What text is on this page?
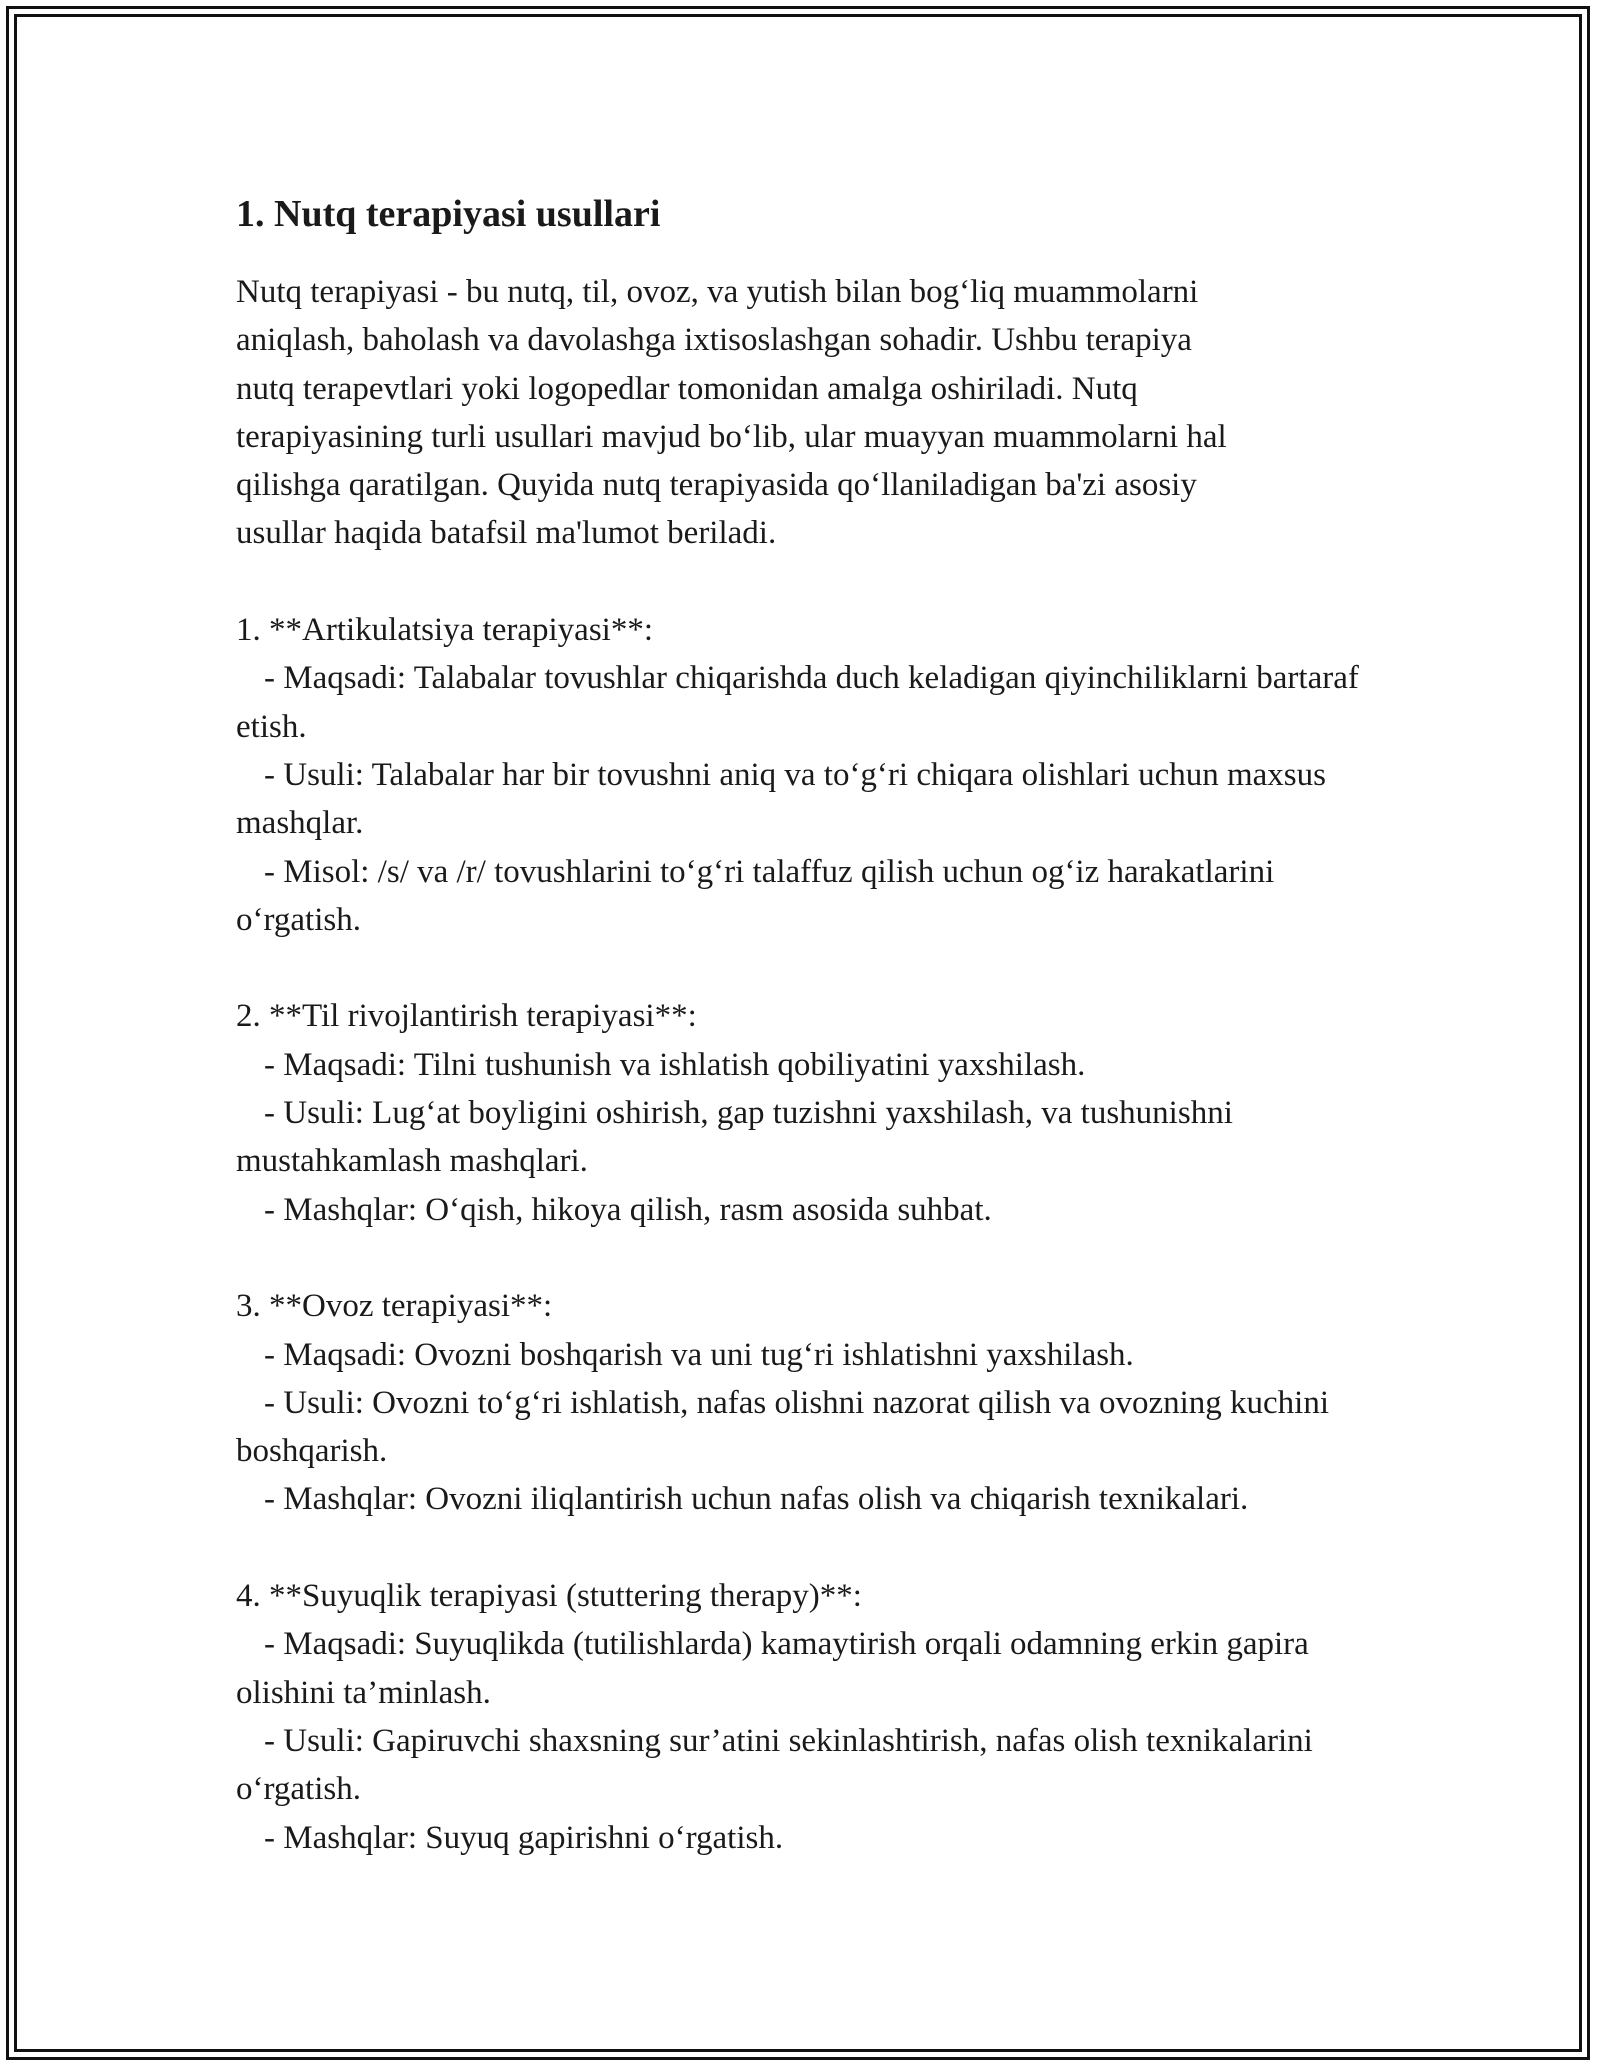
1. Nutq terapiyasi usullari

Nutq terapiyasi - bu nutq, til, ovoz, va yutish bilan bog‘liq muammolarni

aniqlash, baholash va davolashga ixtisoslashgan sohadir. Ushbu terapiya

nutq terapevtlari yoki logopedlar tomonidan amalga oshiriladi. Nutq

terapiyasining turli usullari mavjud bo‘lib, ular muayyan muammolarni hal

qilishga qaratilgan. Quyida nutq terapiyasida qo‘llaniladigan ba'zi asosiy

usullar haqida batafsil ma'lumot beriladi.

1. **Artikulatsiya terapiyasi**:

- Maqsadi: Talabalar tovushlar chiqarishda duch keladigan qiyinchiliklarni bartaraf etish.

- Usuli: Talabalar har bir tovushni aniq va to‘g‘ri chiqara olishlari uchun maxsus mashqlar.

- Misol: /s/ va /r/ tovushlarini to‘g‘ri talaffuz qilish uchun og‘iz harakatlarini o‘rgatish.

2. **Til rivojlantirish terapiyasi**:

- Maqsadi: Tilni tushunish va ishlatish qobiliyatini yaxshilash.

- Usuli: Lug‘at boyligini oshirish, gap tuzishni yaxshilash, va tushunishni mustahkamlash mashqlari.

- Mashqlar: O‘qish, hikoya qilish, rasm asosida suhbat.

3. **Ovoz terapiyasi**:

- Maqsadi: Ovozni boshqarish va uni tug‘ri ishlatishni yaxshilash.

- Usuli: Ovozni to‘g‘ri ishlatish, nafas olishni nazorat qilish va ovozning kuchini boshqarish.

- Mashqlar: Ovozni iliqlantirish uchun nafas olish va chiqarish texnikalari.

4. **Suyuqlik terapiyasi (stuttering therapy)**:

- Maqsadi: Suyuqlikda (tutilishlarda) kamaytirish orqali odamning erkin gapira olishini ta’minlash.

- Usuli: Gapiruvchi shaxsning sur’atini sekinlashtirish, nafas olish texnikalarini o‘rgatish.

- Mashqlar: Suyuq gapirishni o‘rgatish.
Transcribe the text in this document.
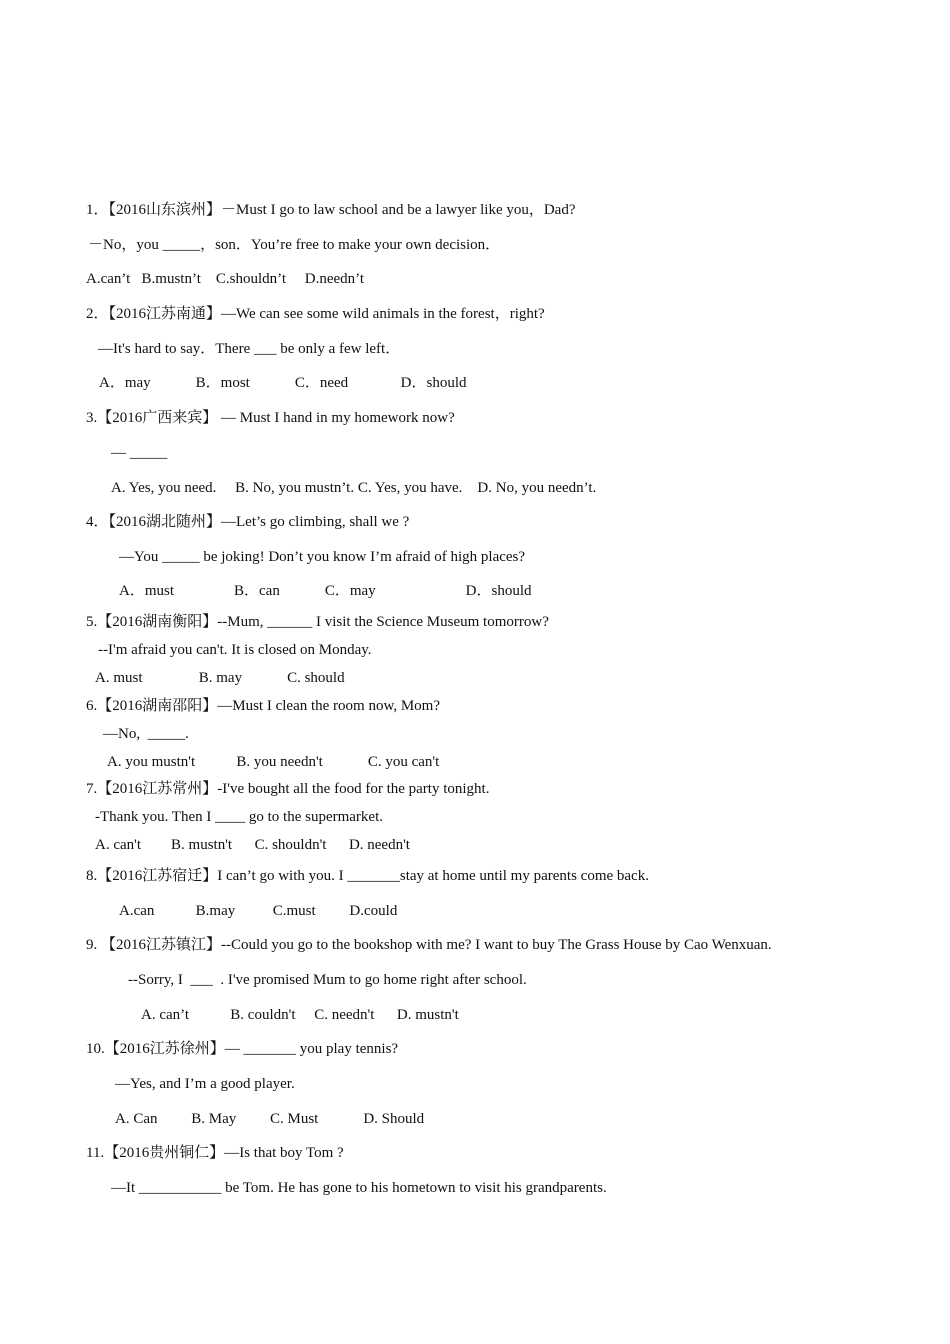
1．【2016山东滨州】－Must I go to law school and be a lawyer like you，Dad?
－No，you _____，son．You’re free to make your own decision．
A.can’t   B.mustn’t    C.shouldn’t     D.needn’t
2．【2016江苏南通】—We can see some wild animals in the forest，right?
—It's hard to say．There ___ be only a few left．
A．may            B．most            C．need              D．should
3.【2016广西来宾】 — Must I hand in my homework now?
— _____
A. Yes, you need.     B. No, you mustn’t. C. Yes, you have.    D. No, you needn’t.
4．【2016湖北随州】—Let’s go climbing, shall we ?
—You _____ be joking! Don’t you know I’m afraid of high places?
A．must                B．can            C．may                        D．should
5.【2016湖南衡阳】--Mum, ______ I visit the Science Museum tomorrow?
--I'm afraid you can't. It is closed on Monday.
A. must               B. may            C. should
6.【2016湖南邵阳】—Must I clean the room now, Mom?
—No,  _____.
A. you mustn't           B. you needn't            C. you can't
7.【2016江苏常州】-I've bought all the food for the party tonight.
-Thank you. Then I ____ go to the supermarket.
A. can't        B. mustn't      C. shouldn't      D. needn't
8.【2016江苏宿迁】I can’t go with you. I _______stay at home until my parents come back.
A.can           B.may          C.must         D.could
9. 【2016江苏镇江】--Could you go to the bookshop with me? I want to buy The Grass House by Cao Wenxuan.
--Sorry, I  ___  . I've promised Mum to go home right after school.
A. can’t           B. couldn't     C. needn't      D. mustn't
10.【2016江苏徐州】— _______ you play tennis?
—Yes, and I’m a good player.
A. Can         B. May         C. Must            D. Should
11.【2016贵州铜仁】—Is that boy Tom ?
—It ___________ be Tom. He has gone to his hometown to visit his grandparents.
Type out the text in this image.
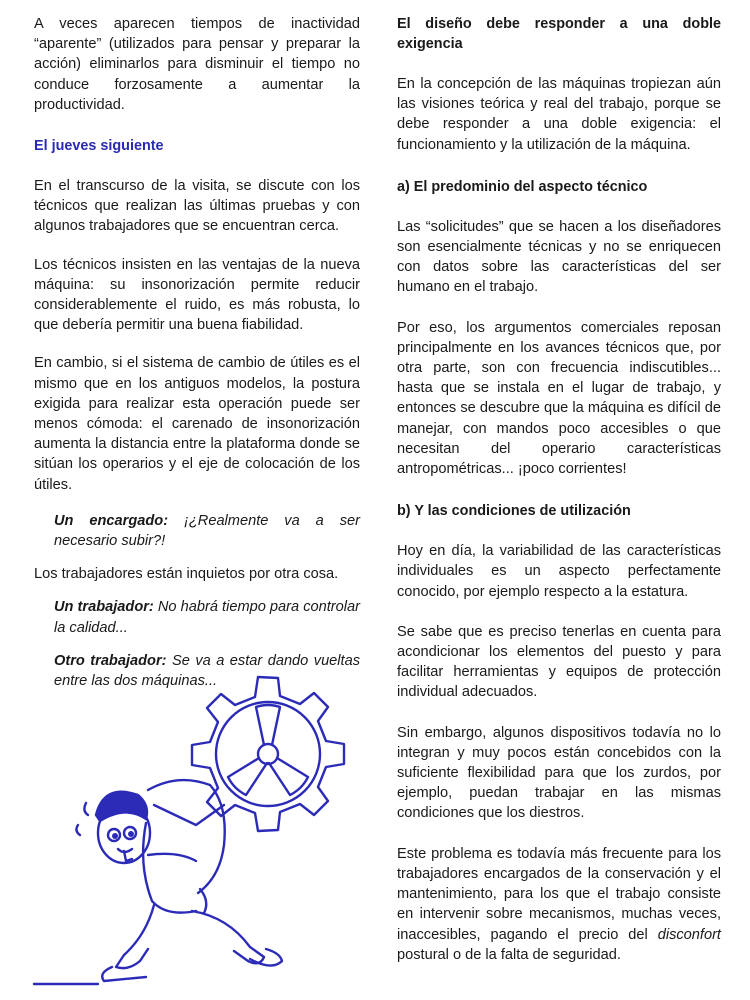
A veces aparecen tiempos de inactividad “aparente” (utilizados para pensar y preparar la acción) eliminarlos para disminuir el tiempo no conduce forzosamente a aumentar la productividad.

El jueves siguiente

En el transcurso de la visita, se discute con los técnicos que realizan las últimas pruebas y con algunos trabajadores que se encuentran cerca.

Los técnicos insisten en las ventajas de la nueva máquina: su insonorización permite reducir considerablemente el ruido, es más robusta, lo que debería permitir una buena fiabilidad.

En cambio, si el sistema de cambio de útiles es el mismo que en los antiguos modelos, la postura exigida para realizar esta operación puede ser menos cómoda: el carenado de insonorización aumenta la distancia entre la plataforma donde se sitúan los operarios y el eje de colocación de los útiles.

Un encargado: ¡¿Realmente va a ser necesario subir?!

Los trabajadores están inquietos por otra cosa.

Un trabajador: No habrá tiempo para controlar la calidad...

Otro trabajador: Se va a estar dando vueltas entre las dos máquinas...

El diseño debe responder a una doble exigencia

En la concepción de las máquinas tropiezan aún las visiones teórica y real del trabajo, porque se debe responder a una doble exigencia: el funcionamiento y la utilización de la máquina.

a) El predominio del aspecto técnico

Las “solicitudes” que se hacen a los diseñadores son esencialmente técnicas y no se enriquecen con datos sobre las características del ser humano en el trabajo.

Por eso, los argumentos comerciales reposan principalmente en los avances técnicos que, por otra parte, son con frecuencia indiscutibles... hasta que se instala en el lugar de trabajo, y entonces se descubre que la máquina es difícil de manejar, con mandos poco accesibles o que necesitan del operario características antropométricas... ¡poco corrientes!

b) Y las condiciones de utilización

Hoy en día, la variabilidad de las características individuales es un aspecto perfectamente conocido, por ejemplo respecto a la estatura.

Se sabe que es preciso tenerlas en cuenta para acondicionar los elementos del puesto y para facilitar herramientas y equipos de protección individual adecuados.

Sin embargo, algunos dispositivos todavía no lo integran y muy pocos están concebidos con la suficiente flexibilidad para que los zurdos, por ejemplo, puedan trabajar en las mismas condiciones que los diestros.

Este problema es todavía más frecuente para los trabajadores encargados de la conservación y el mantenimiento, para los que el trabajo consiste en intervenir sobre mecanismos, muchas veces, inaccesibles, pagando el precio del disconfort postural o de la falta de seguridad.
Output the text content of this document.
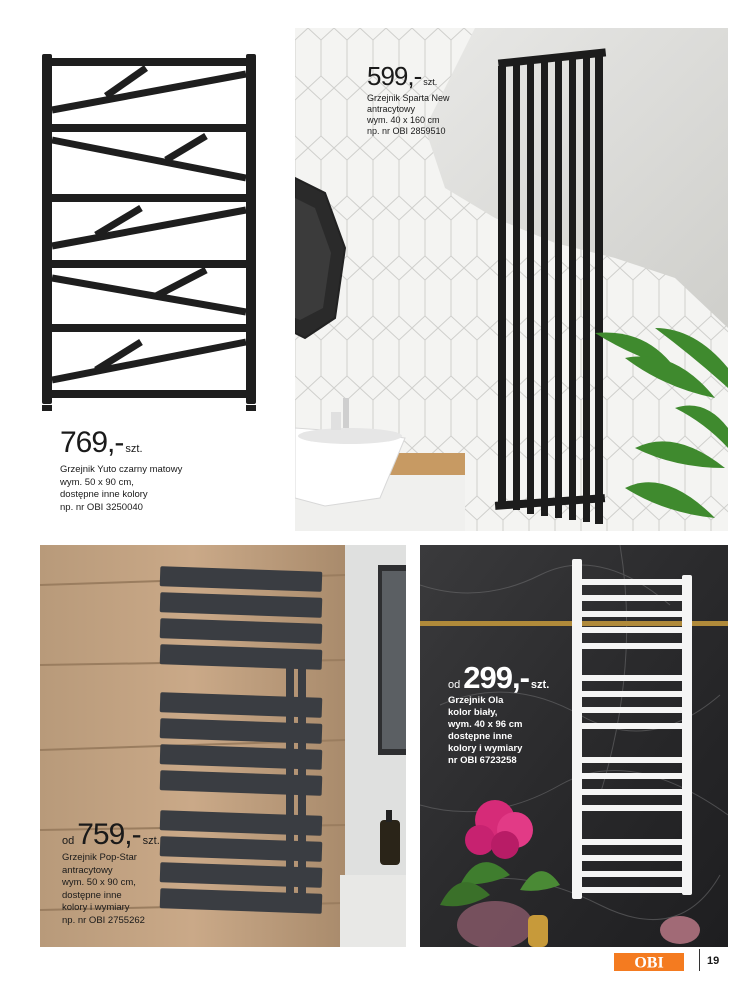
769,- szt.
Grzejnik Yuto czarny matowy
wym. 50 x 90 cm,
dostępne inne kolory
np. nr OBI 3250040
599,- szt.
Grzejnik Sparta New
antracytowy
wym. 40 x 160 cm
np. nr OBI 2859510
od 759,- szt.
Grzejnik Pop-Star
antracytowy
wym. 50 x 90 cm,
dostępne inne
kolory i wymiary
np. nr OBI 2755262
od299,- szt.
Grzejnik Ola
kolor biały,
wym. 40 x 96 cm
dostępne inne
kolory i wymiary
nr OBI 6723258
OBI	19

..........

Written exercise: Your answer should be a single number: the count of lines that contain "Usuli".

Exercise answer: 4